── Extracted entries ──

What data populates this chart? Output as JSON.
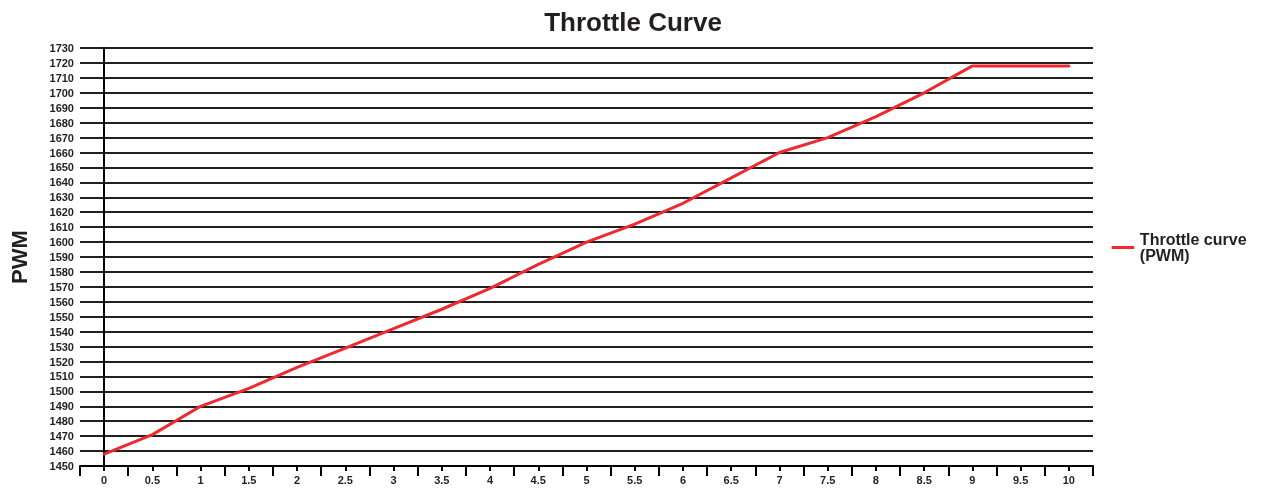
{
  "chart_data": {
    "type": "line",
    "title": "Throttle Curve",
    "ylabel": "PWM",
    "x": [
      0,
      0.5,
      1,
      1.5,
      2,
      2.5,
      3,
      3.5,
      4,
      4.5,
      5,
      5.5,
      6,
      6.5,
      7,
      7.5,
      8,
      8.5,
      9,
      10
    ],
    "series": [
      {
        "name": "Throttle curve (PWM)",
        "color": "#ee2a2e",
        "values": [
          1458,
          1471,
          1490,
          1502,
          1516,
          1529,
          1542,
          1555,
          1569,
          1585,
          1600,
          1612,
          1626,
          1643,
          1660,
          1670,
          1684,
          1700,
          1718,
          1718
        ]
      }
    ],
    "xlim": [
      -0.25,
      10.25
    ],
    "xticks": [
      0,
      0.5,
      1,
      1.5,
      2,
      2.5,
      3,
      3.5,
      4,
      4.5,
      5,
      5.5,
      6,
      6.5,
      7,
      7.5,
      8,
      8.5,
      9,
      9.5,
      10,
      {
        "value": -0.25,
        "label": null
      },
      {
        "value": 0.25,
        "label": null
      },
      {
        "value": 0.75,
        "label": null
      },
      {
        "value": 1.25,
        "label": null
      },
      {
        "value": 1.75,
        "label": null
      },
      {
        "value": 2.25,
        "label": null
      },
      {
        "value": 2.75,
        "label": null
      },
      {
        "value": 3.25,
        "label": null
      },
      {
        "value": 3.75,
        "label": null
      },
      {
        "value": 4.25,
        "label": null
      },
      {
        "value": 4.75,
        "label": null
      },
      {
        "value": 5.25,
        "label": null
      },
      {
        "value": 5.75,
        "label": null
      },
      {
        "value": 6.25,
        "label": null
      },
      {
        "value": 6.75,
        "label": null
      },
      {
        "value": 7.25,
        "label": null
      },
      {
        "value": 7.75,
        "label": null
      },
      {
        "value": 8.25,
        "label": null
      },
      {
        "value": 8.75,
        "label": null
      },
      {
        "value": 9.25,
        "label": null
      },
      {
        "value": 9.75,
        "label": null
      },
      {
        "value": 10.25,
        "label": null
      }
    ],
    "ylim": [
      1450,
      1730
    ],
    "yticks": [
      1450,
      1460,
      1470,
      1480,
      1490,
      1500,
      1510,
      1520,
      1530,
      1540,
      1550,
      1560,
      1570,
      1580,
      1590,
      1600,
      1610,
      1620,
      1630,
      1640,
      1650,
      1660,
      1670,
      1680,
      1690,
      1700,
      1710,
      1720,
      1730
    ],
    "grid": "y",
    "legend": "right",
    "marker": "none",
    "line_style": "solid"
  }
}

───

__Brief__:
Reply with nothing except the number of lines in the listing above that include "Throttle".

__Exercise response__:
2